_What you need to do:_
Transcribe all the entries word for word, omitting any pictures they contain.

[Extracted data entries]

◆ ◆ ◆ ◆

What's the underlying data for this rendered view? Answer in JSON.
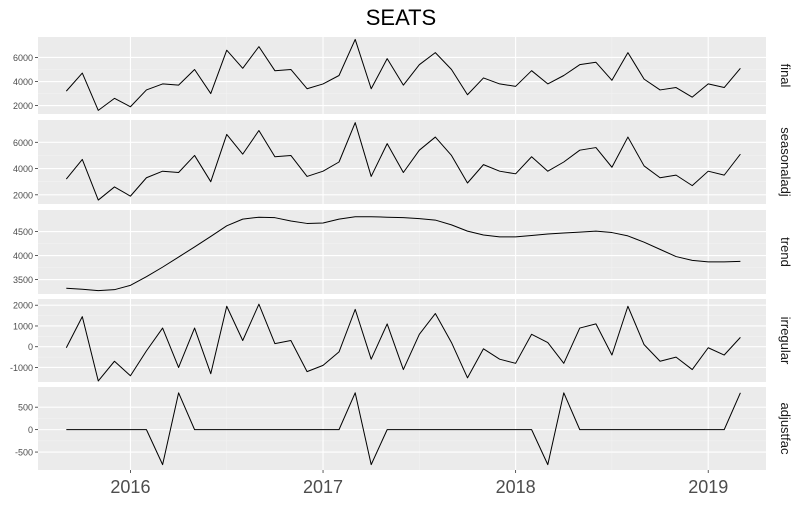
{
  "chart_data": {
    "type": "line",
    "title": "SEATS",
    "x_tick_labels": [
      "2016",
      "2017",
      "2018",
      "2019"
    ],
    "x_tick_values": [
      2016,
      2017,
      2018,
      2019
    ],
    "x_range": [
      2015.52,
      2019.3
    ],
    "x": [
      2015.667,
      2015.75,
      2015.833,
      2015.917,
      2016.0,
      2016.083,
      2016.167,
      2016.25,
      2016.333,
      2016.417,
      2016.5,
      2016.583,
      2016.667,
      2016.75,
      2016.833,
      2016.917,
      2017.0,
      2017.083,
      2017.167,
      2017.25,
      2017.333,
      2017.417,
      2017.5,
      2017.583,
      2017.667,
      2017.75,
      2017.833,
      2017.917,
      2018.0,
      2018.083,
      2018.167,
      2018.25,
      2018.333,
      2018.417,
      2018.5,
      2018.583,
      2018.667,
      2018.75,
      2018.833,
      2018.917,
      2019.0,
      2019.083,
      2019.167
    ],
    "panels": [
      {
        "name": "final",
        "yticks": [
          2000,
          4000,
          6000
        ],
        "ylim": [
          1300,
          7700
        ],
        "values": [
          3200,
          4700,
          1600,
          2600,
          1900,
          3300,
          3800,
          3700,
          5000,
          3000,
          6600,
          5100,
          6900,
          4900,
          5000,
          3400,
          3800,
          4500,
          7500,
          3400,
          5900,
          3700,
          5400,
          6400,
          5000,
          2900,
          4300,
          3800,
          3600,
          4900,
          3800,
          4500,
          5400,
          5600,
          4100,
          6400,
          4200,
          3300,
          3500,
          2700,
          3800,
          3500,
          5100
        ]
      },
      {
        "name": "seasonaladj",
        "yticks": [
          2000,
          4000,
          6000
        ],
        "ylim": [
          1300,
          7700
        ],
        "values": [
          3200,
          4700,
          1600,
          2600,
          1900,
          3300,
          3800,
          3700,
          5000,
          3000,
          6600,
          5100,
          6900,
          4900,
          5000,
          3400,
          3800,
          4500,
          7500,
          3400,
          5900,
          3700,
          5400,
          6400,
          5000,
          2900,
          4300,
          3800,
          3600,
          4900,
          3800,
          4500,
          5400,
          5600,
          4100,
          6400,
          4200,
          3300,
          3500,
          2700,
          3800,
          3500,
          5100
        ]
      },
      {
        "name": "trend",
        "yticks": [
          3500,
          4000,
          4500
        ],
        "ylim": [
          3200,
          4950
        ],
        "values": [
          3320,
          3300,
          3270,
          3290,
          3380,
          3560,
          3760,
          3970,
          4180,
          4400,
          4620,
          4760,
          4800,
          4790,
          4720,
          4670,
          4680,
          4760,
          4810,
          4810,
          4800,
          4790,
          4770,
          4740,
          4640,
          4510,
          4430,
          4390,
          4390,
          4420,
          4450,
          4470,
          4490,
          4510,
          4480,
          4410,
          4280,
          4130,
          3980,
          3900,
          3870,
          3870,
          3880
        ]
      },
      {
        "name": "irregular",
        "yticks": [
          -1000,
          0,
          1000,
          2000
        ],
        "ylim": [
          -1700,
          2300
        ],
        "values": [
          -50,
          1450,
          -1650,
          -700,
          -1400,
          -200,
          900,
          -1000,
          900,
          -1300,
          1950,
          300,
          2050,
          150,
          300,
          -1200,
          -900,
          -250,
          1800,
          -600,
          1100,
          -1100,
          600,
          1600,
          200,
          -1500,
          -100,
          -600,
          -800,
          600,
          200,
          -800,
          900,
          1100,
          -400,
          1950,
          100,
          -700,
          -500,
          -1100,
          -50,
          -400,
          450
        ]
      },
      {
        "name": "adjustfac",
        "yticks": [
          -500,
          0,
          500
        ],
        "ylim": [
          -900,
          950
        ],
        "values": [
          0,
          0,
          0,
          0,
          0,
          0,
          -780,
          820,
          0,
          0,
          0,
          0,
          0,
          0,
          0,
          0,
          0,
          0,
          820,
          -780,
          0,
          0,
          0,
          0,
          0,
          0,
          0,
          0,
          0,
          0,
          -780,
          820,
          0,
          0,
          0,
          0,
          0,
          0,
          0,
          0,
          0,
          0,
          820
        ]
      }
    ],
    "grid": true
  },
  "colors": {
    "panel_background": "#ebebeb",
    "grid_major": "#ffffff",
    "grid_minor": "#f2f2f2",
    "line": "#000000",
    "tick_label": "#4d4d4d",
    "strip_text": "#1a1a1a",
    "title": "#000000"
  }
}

◆ ◆ ◆ ◆

_Correct answer:_
What's the underlying data for this rendered view? Answer in JSON.
{
  "chart_data": {
    "type": "line",
    "title": "SEATS",
    "x_tick_labels": [
      "2016",
      "2017",
      "2018",
      "2019"
    ],
    "x_tick_values": [
      2016,
      2017,
      2018,
      2019
    ],
    "x_range": [
      2015.52,
      2019.3
    ],
    "x": [
      2015.667,
      2015.75,
      2015.833,
      2015.917,
      2016.0,
      2016.083,
      2016.167,
      2016.25,
      2016.333,
      2016.417,
      2016.5,
      2016.583,
      2016.667,
      2016.75,
      2016.833,
      2016.917,
      2017.0,
      2017.083,
      2017.167,
      2017.25,
      2017.333,
      2017.417,
      2017.5,
      2017.583,
      2017.667,
      2017.75,
      2017.833,
      2017.917,
      2018.0,
      2018.083,
      2018.167,
      2018.25,
      2018.333,
      2018.417,
      2018.5,
      2018.583,
      2018.667,
      2018.75,
      2018.833,
      2018.917,
      2019.0,
      2019.083,
      2019.167
    ],
    "panels": [
      {
        "name": "final",
        "yticks": [
          2000,
          4000,
          6000
        ],
        "ylim": [
          1300,
          7700
        ],
        "values": [
          3200,
          4700,
          1600,
          2600,
          1900,
          3300,
          3800,
          3700,
          5000,
          3000,
          6600,
          5100,
          6900,
          4900,
          5000,
          3400,
          3800,
          4500,
          7500,
          3400,
          5900,
          3700,
          5400,
          6400,
          5000,
          2900,
          4300,
          3800,
          3600,
          4900,
          3800,
          4500,
          5400,
          5600,
          4100,
          6400,
          4200,
          3300,
          3500,
          2700,
          3800,
          3500,
          5100
        ]
      },
      {
        "name": "seasonaladj",
        "yticks": [
          2000,
          4000,
          6000
        ],
        "ylim": [
          1300,
          7700
        ],
        "values": [
          3200,
          4700,
          1600,
          2600,
          1900,
          3300,
          3800,
          3700,
          5000,
          3000,
          6600,
          5100,
          6900,
          4900,
          5000,
          3400,
          3800,
          4500,
          7500,
          3400,
          5900,
          3700,
          5400,
          6400,
          5000,
          2900,
          4300,
          3800,
          3600,
          4900,
          3800,
          4500,
          5400,
          5600,
          4100,
          6400,
          4200,
          3300,
          3500,
          2700,
          3800,
          3500,
          5100
        ]
      },
      {
        "name": "trend",
        "yticks": [
          3500,
          4000,
          4500
        ],
        "ylim": [
          3200,
          4950
        ],
        "values": [
          3320,
          3300,
          3270,
          3290,
          3380,
          3560,
          3760,
          3970,
          4180,
          4400,
          4620,
          4760,
          4800,
          4790,
          4720,
          4670,
          4680,
          4760,
          4810,
          4810,
          4800,
          4790,
          4770,
          4740,
          4640,
          4510,
          4430,
          4390,
          4390,
          4420,
          4450,
          4470,
          4490,
          4510,
          4480,
          4410,
          4280,
          4130,
          3980,
          3900,
          3870,
          3870,
          3880
        ]
      },
      {
        "name": "irregular",
        "yticks": [
          -1000,
          0,
          1000,
          2000
        ],
        "ylim": [
          -1700,
          2300
        ],
        "values": [
          -50,
          1450,
          -1650,
          -700,
          -1400,
          -200,
          900,
          -1000,
          900,
          -1300,
          1950,
          300,
          2050,
          150,
          300,
          -1200,
          -900,
          -250,
          1800,
          -600,
          1100,
          -1100,
          600,
          1600,
          200,
          -1500,
          -100,
          -600,
          -800,
          600,
          200,
          -800,
          900,
          1100,
          -400,
          1950,
          100,
          -700,
          -500,
          -1100,
          -50,
          -400,
          450
        ]
      },
      {
        "name": "adjustfac",
        "yticks": [
          -500,
          0,
          500
        ],
        "ylim": [
          -900,
          950
        ],
        "values": [
          0,
          0,
          0,
          0,
          0,
          0,
          -780,
          820,
          0,
          0,
          0,
          0,
          0,
          0,
          0,
          0,
          0,
          0,
          820,
          -780,
          0,
          0,
          0,
          0,
          0,
          0,
          0,
          0,
          0,
          0,
          -780,
          820,
          0,
          0,
          0,
          0,
          0,
          0,
          0,
          0,
          0,
          0,
          820
        ]
      }
    ],
    "grid": true
  },
  "colors": {
    "panel_background": "#ebebeb",
    "grid_major": "#ffffff",
    "grid_minor": "#f2f2f2",
    "line": "#000000",
    "tick_label": "#4d4d4d",
    "strip_text": "#1a1a1a",
    "title": "#000000"
  }
}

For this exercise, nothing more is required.